### TEXTE DU DOCUMENT
*-*-*


« Dans l’isolement intellectuel et moral qui était le sien, Spinoza a voulu employer un mode d’expression qu’il croyait absolu, pour lui-même aussi bien que pour les autres. Dans cette optique, la démonstration géométrique lui a semblé la meilleure façon d' »objectiver » sa pensée […]. Il lui fallait pour cela se donner un moyen de démonstration qui lui permettrait de dépasser le stade autistique de l’immédiateté intérieure pure, pour parvenir à « désubjectiver » sa conception du monde et donner une signification universelle aux certitudes de sa conscience privée. » (p. 167) L’usage de la démonstration more geometrico étonne au premier abord. Toute interprétation instrumentale de cette méthode cependant est à coup sûr erronée. Il n’y a pas d’un côté des connaissances déjà acquises, et d’un autre côté une décision subséquente et arbitraire de les enchaîner de manière déductive. La démonstration géométrique n’est sans doute pas l’unique voie de recherche, bien que la liaison logique de concepts produise de nouveaux concepts. En réalité, le système est la forme du savoir, son eidos. Le tout du réel ne se donne que dans un tissu de vérités : prises une par une, isolément, sans une trame, elles se réduisent à des fils épars. Quand la philosophie se veut mouvement de libération, devenir-Esprit de l’esprit humain, l’expérience phénoménologique en constitue le point de départ (terminus a quo) ; or, le point d’aboutissement (terminus ad quem) de ce procès ne peut être que le système, c.-à-d. le moment où la pensée de l’existence prend la forme d’une compréhension intégrale de sa destinée. L’Éthique raconte l’anabase de l’esprit de l’homme qui rentre enfin chez soi, car il est devenu pensée de la pensée de l’Esprit soi-même.

*-*-*

[Enregistrements issus d'un jeu de données]

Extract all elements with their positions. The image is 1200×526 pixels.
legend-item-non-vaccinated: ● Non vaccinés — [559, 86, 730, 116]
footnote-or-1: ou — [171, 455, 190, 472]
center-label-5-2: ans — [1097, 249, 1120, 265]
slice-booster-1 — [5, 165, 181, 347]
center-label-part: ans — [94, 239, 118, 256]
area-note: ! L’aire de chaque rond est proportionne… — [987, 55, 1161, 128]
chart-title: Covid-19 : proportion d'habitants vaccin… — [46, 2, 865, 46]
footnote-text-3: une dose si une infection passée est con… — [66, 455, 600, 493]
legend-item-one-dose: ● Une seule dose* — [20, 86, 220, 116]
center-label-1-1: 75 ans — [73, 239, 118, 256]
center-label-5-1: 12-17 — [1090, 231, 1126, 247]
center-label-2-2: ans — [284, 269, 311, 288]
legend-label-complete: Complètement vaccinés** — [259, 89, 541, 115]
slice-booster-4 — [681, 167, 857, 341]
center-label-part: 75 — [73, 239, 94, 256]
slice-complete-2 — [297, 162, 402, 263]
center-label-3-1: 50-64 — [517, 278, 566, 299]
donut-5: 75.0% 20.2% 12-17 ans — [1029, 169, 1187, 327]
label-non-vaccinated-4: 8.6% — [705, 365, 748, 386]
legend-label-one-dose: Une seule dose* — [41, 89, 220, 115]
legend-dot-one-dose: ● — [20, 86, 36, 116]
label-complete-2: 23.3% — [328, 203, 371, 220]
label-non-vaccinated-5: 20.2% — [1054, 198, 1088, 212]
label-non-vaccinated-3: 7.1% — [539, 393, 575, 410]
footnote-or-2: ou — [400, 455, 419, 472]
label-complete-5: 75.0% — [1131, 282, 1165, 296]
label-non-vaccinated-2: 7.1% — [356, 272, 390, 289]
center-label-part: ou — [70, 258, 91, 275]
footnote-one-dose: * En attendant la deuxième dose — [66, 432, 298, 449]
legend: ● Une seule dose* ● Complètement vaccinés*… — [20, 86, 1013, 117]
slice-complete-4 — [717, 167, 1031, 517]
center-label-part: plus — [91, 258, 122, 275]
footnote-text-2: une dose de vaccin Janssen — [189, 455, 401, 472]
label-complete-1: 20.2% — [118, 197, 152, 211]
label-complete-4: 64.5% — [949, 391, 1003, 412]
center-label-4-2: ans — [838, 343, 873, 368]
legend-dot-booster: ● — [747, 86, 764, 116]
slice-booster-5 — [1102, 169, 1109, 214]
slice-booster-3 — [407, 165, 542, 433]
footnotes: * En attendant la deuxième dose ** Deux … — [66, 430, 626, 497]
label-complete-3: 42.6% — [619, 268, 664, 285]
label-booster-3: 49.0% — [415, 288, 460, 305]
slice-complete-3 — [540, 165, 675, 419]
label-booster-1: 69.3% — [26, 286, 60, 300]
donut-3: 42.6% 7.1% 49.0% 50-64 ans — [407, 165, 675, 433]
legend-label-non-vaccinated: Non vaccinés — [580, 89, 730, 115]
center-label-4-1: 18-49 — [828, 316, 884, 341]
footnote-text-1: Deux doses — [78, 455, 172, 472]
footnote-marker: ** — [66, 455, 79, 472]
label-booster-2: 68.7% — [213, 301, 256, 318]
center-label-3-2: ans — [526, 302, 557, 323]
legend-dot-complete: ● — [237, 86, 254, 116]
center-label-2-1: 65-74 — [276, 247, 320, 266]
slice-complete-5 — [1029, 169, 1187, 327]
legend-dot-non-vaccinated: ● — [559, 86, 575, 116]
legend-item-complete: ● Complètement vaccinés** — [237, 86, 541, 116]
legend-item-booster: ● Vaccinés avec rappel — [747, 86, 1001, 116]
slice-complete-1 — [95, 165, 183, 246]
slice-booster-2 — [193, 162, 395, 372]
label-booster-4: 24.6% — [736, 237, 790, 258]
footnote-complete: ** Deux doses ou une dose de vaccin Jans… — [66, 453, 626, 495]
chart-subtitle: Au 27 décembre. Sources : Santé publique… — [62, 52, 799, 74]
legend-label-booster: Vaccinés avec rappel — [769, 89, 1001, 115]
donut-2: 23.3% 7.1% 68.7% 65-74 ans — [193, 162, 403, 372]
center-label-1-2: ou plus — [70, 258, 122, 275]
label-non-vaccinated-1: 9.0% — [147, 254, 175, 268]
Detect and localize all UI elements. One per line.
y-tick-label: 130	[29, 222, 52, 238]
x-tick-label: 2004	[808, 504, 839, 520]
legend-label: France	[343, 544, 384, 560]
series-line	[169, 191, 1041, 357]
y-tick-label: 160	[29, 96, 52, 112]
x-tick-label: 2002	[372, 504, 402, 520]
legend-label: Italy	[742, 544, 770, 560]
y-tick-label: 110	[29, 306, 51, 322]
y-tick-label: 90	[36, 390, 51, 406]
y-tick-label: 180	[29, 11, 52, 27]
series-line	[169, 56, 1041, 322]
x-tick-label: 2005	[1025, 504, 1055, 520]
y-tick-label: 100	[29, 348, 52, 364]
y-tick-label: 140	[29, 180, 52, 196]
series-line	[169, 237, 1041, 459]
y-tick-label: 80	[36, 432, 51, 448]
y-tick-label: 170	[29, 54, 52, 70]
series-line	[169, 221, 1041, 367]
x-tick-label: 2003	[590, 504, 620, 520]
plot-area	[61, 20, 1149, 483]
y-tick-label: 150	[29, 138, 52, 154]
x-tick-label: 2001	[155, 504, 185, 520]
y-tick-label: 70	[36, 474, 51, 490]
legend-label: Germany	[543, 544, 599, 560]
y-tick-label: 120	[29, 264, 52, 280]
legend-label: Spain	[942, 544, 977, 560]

*-*-*

### ACTIVITÉ
Prolongez le texte sur la méthode géométrique de Spinoza en reprenant après sa dernière phrase.

### RÉPONSE
« […] dans le panthéisme spinozien, philosophie de l’immanence, la fonction gnoséologique de la raison, ouvrant la voie à la science intuitive, cette connaissance ultime des êtres et des choses dans leur singularité concrète, exprime en même temps le lien qui rattache les modes finis à la Substance infinie englobante. […] Dans la mesure où il perçoit par la Raison les choses sub specie aeternitatis, l’homme acquiert la vraie connaissance de Dieu et de lui-même et il sait qu’il est en Dieu et se conçoit par Dieu. Comme dans la tradition néoplatonicienne, il s’agit de retrouver en nous quelque chose de plus profond que nous .» (p. 177-178) Celui qui n’a pas, comme Spinoza, produit le système du savoir reste ainsi à distance de lui-même, car sa conscience de soi ne coïncide pas avec son essence. Tel Ulysse, il erre dans l’univers sans lieu pour se reposer et la nostalgie secoue son existence. Au réveillon du jour de l’An, mon grand-père, tel un Nestor heureux d’avoir retrouvé sa patrie après un long éloignement aux États-Unis, accordait d’abord sa bénédiction à ses enfants, et ensuite il buvait une grande rasade de gin ; puis il entonnait Un Canadien errant, le plus beau des poèmes métaphysiques pour ceux qui ont conscience d’être des exilés.